Direction
Track down each line that has the word "this" and copy it.

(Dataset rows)
+--
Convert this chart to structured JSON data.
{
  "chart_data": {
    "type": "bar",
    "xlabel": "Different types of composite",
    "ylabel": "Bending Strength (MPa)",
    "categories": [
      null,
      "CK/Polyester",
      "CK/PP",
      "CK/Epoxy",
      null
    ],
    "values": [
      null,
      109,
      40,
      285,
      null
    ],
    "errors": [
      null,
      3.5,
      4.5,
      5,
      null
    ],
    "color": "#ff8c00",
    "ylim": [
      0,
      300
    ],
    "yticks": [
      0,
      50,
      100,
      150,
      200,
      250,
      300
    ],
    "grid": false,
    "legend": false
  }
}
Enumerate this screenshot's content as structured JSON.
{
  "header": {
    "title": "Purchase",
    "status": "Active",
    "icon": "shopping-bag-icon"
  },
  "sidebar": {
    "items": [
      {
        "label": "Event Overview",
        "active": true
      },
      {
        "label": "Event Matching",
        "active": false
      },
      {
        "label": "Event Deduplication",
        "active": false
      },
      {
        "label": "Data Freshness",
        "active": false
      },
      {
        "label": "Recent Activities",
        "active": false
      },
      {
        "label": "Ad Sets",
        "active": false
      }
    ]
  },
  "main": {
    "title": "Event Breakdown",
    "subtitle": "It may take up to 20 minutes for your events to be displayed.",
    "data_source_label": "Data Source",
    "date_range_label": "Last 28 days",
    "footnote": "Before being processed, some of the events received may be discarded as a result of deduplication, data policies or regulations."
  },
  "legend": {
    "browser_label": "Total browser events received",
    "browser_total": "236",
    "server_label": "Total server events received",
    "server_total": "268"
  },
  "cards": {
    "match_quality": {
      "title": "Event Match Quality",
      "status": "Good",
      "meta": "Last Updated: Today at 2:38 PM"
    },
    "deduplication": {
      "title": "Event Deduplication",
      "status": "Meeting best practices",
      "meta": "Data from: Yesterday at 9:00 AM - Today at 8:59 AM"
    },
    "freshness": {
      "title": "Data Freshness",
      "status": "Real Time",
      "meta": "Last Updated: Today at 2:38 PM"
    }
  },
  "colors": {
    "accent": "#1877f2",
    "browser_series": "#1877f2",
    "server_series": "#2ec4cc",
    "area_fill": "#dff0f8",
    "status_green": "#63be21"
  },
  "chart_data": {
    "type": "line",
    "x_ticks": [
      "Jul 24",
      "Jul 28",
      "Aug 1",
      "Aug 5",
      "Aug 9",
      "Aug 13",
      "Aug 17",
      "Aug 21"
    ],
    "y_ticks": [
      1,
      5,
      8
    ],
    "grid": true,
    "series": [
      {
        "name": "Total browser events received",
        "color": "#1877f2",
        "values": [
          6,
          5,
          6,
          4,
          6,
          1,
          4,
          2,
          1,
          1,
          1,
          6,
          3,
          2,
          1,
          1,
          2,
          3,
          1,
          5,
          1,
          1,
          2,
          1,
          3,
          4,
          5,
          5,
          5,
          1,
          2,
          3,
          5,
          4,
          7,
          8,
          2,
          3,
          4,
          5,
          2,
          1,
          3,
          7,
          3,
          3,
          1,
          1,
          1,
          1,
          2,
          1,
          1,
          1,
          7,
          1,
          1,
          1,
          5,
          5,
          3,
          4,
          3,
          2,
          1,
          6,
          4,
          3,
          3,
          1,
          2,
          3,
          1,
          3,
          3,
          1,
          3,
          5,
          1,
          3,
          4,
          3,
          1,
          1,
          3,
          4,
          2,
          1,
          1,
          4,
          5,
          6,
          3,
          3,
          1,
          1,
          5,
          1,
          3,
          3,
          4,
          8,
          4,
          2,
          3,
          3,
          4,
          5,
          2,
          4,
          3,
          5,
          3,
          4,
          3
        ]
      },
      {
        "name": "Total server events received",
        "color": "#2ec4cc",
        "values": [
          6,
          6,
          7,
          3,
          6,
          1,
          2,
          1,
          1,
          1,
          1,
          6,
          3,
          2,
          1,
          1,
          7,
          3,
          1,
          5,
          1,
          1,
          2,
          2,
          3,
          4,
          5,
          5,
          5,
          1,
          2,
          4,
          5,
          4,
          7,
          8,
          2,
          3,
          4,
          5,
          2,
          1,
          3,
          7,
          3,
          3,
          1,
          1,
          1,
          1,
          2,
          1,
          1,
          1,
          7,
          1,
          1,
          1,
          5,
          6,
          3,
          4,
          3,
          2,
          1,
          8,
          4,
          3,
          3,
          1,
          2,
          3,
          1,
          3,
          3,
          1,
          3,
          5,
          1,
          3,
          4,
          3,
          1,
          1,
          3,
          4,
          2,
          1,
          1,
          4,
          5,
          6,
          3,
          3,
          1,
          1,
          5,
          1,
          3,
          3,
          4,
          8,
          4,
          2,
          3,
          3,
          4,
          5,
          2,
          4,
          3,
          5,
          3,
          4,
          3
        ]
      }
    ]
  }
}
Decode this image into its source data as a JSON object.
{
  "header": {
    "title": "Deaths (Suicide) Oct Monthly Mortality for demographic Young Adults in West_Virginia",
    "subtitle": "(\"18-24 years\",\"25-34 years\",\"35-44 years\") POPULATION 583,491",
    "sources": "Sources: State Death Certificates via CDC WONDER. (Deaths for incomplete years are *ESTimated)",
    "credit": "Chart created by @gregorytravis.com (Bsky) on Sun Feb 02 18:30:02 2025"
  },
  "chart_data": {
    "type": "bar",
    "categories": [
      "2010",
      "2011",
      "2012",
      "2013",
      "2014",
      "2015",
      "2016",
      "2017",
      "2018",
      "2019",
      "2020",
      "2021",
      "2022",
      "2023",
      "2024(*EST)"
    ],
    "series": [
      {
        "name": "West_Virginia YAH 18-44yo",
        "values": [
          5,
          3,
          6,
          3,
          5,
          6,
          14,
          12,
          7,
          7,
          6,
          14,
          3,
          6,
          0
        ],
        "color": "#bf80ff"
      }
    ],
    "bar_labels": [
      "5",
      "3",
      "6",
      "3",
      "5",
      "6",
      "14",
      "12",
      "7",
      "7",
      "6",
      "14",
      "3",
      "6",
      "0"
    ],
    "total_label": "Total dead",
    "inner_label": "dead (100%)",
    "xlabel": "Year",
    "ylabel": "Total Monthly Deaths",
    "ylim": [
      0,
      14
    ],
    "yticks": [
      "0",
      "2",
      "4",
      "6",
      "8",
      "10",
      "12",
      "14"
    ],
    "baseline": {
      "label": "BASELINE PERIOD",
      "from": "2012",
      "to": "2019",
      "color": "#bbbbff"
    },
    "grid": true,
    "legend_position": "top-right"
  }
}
+--
Exercise answer
Convert this chart to structured JSON data.
Enumerate this screenshot's content as structured JSON.
Decode this image into its source data as a JSON object.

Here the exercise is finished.